Direction - Output the records exactly. Include every line.

Records shown -
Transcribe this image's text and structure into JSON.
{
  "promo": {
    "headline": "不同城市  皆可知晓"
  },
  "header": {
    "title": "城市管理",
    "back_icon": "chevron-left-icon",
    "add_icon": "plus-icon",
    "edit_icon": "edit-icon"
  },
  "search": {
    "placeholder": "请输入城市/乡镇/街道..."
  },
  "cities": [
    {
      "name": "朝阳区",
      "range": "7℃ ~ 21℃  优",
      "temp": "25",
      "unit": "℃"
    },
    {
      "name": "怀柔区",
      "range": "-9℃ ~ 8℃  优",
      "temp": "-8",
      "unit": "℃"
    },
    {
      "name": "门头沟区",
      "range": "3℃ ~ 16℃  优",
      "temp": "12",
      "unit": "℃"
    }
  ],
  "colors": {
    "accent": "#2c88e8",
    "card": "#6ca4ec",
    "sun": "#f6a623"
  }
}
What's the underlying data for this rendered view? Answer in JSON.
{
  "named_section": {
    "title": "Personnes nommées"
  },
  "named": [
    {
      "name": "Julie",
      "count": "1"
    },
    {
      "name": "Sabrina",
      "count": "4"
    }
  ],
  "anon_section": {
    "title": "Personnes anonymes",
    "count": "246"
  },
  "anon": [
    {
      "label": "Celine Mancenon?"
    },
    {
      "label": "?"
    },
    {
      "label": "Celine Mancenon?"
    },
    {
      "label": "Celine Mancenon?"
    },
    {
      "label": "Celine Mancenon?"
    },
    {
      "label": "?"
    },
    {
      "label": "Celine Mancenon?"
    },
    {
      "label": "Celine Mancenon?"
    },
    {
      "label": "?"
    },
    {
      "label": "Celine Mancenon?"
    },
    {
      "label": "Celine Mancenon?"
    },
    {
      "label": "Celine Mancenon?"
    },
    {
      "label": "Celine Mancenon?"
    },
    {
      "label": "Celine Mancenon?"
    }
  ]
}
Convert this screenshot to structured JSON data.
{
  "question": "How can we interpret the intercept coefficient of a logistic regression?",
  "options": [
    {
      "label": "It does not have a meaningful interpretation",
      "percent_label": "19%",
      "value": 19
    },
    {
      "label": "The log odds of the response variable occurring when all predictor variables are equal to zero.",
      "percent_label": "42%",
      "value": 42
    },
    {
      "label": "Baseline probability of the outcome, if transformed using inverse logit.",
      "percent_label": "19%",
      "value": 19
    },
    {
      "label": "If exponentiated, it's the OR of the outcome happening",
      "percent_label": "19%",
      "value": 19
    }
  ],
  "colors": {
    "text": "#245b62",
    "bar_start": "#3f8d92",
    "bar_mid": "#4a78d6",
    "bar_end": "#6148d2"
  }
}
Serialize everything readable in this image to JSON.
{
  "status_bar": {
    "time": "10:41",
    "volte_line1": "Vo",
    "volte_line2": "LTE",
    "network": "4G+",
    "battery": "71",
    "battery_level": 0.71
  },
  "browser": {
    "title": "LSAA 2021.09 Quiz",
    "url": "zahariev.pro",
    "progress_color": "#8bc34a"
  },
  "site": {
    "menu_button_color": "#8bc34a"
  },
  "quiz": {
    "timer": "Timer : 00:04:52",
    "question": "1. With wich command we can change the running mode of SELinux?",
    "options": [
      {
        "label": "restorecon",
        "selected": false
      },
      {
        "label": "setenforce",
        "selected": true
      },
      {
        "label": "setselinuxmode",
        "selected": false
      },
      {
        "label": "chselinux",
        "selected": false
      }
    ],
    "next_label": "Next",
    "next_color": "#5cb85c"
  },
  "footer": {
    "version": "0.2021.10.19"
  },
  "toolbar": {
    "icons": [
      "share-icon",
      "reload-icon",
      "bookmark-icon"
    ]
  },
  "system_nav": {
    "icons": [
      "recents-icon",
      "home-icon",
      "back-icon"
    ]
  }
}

The completed task -
Transcribe this image's text and structure into JSON.
{
  "promo": {
    "headline": "不同城市  皆可知晓"
  },
  "header": {
    "title": "城市管理",
    "back_icon": "chevron-left-icon",
    "add_icon": "plus-icon",
    "edit_icon": "edit-icon"
  },
  "search": {
    "placeholder": "请输入城市/乡镇/街道..."
  },
  "cities": [
    {
      "name": "朝阳区",
      "range": "7℃ ~ 21℃  优",
      "temp": "25",
      "unit": "℃"
    },
    {
      "name": "怀柔区",
      "range": "-9℃ ~ 8℃  优",
      "temp": "-8",
      "unit": "℃"
    },
    {
      "name": "门头沟区",
      "range": "3℃ ~ 16℃  优",
      "temp": "12",
      "unit": "℃"
    }
  ],
  "colors": {
    "accent": "#2c88e8",
    "card": "#6ca4ec",
    "sun": "#f6a623"
  }
}
What's the underlying data for this rendered view? Answer in JSON.
{
  "named_section": {
    "title": "Personnes nommées"
  },
  "named": [
    {
      "name": "Julie",
      "count": "1"
    },
    {
      "name": "Sabrina",
      "count": "4"
    }
  ],
  "anon_section": {
    "title": "Personnes anonymes",
    "count": "246"
  },
  "anon": [
    {
      "label": "Celine Mancenon?"
    },
    {
      "label": "?"
    },
    {
      "label": "Celine Mancenon?"
    },
    {
      "label": "Celine Mancenon?"
    },
    {
      "label": "Celine Mancenon?"
    },
    {
      "label": "?"
    },
    {
      "label": "Celine Mancenon?"
    },
    {
      "label": "Celine Mancenon?"
    },
    {
      "label": "?"
    },
    {
      "label": "Celine Mancenon?"
    },
    {
      "label": "Celine Mancenon?"
    },
    {
      "label": "Celine Mancenon?"
    },
    {
      "label": "Celine Mancenon?"
    },
    {
      "label": "Celine Mancenon?"
    }
  ]
}
Convert this screenshot to structured JSON data.
{
  "question": "How can we interpret the intercept coefficient of a logistic regression?",
  "options": [
    {
      "label": "It does not have a meaningful interpretation",
      "percent_label": "19%",
      "value": 19
    },
    {
      "label": "The log odds of the response variable occurring when all predictor variables are equal to zero.",
      "percent_label": "42%",
      "value": 42
    },
    {
      "label": "Baseline probability of the outcome, if transformed using inverse logit.",
      "percent_label": "19%",
      "value": 19
    },
    {
      "label": "If exponentiated, it's the OR of the outcome happening",
      "percent_label": "19%",
      "value": 19
    }
  ],
  "colors": {
    "text": "#245b62",
    "bar_start": "#3f8d92",
    "bar_mid": "#4a78d6",
    "bar_end": "#6148d2"
  }
}
Serialize everything readable in this image to JSON.
{
  "status_bar": {
    "time": "10:41",
    "volte_line1": "Vo",
    "volte_line2": "LTE",
    "network": "4G+",
    "battery": "71",
    "battery_level": 0.71
  },
  "browser": {
    "title": "LSAA 2021.09 Quiz",
    "url": "zahariev.pro",
    "progress_color": "#8bc34a"
  },
  "site": {
    "menu_button_color": "#8bc34a"
  },
  "quiz": {
    "timer": "Timer : 00:04:52",
    "question": "1. With wich command we can change the running mode of SELinux?",
    "options": [
      {
        "label": "restorecon",
        "selected": false
      },
      {
        "label": "setenforce",
        "selected": true
      },
      {
        "label": "setselinuxmode",
        "selected": false
      },
      {
        "label": "chselinux",
        "selected": false
      }
    ],
    "next_label": "Next",
    "next_color": "#5cb85c"
  },
  "footer": {
    "version": "0.2021.10.19"
  },
  "toolbar": {
    "icons": [
      "share-icon",
      "reload-icon",
      "bookmark-icon"
    ]
  },
  "system_nav": {
    "icons": [
      "recents-icon",
      "home-icon",
      "back-icon"
    ]
  }
}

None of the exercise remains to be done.